* BEGIN *
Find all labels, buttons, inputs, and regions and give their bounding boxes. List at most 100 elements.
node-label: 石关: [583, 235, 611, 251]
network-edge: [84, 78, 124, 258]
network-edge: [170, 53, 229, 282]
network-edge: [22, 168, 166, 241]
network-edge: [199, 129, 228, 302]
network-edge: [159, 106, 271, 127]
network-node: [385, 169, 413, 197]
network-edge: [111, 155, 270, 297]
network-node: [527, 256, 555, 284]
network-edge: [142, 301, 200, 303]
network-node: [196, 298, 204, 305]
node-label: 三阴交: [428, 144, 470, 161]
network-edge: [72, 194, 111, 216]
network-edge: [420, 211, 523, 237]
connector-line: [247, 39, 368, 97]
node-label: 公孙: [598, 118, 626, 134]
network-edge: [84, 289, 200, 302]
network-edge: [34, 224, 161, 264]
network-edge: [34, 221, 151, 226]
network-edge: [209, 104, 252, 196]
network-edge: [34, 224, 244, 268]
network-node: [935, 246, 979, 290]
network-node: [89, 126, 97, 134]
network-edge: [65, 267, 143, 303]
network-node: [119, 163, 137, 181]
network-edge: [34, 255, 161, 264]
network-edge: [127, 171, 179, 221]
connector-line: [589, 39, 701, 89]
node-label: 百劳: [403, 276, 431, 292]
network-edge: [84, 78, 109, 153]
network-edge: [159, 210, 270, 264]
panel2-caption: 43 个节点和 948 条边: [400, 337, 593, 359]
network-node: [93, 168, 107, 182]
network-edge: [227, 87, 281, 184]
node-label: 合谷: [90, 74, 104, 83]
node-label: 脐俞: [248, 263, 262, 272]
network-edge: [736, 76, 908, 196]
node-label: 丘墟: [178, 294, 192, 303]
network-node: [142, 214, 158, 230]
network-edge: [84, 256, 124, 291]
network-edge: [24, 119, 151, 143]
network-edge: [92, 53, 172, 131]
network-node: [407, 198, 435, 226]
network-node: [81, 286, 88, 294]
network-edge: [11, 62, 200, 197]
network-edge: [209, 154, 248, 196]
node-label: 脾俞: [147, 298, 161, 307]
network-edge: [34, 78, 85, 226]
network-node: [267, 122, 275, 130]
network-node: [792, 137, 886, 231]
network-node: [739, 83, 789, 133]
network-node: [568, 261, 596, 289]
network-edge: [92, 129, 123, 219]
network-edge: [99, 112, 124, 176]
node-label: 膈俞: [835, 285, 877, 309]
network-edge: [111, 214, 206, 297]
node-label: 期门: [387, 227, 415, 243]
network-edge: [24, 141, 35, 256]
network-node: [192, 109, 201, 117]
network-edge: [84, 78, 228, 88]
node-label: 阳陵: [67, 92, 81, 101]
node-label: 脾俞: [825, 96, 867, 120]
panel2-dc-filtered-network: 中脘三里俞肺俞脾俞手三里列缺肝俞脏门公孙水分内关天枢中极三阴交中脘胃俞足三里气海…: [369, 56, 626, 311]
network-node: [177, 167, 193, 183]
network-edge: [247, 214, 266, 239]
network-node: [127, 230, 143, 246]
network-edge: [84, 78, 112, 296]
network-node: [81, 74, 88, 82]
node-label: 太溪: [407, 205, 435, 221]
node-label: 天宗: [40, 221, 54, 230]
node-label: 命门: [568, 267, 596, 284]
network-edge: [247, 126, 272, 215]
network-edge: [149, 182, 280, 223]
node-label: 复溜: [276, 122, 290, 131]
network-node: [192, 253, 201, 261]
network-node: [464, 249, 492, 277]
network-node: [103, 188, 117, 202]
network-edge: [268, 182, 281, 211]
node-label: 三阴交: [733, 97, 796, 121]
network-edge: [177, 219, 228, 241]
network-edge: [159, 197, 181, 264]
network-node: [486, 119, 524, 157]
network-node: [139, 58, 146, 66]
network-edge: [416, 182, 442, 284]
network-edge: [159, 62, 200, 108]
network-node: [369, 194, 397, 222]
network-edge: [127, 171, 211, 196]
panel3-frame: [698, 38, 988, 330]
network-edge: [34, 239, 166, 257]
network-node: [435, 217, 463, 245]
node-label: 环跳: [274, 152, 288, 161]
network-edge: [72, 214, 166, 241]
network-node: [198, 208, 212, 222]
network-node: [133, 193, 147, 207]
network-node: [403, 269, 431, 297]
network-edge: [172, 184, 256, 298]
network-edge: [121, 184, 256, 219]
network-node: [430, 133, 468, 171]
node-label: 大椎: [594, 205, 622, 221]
* END *
* BEGIN *
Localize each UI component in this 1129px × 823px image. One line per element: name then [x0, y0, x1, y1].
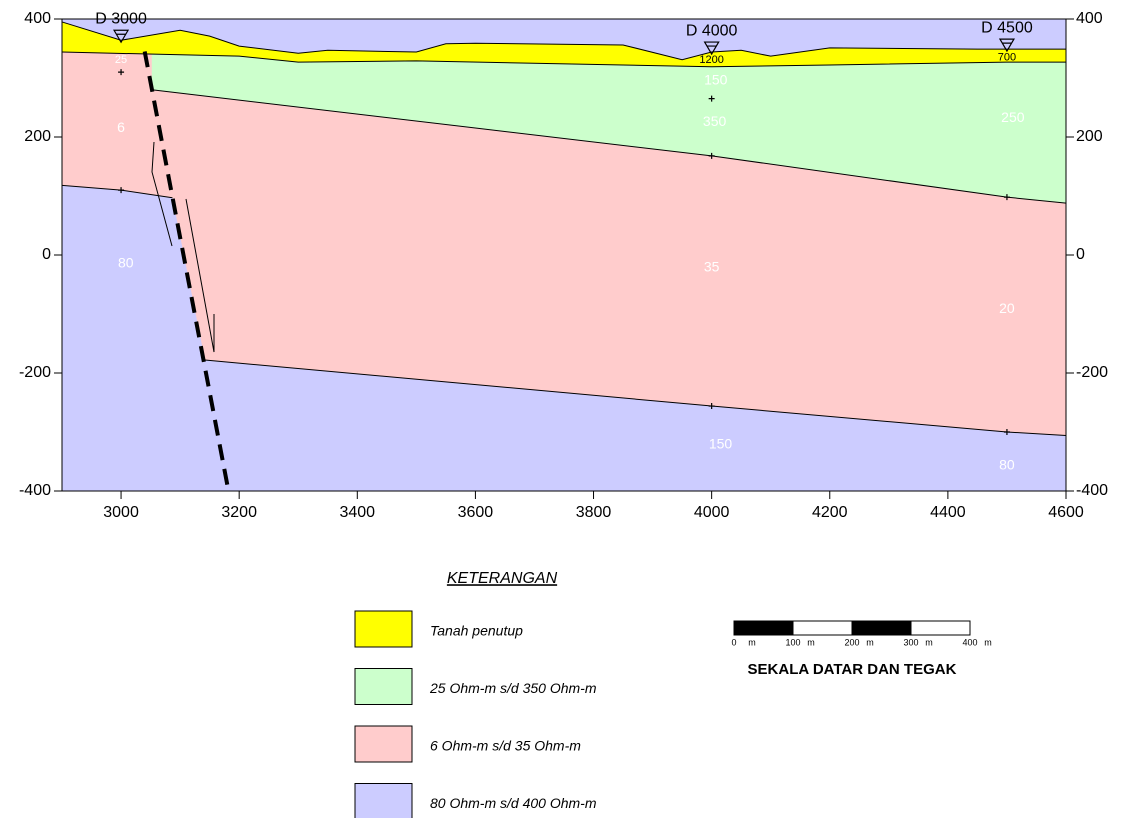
* END *
* BEGIN *
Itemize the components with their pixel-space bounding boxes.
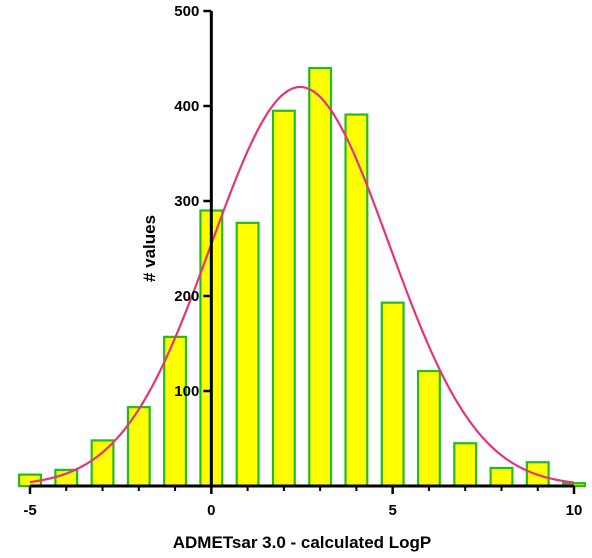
* END *
→ **WRITTEN INSTRUCTION**: Convert the rows into a numbered list with blank lines omitted, beginning at the line that contains "Find all labels, buttons, inputs, and" and stopping after the line that contains "network-edge: [420, 211, 523, 237]".

→ **RESULT**:
1. Find all labels, buttons, inputs, and regions and give their bounding boxes. List at most 100 elements.
2. node-label: 石关: [583, 235, 611, 251]
3. network-edge: [84, 78, 124, 258]
4. network-edge: [170, 53, 229, 282]
5. network-edge: [22, 168, 166, 241]
6. network-edge: [199, 129, 228, 302]
7. network-edge: [159, 106, 271, 127]
8. network-node: [385, 169, 413, 197]
9. network-edge: [111, 155, 270, 297]
10. network-node: [527, 256, 555, 284]
11. network-edge: [142, 301, 200, 303]
12. network-node: [196, 298, 204, 305]
13. node-label: 三阴交: [428, 144, 470, 161]
14. network-edge: [72, 194, 111, 216]
15. network-edge: [420, 211, 523, 237]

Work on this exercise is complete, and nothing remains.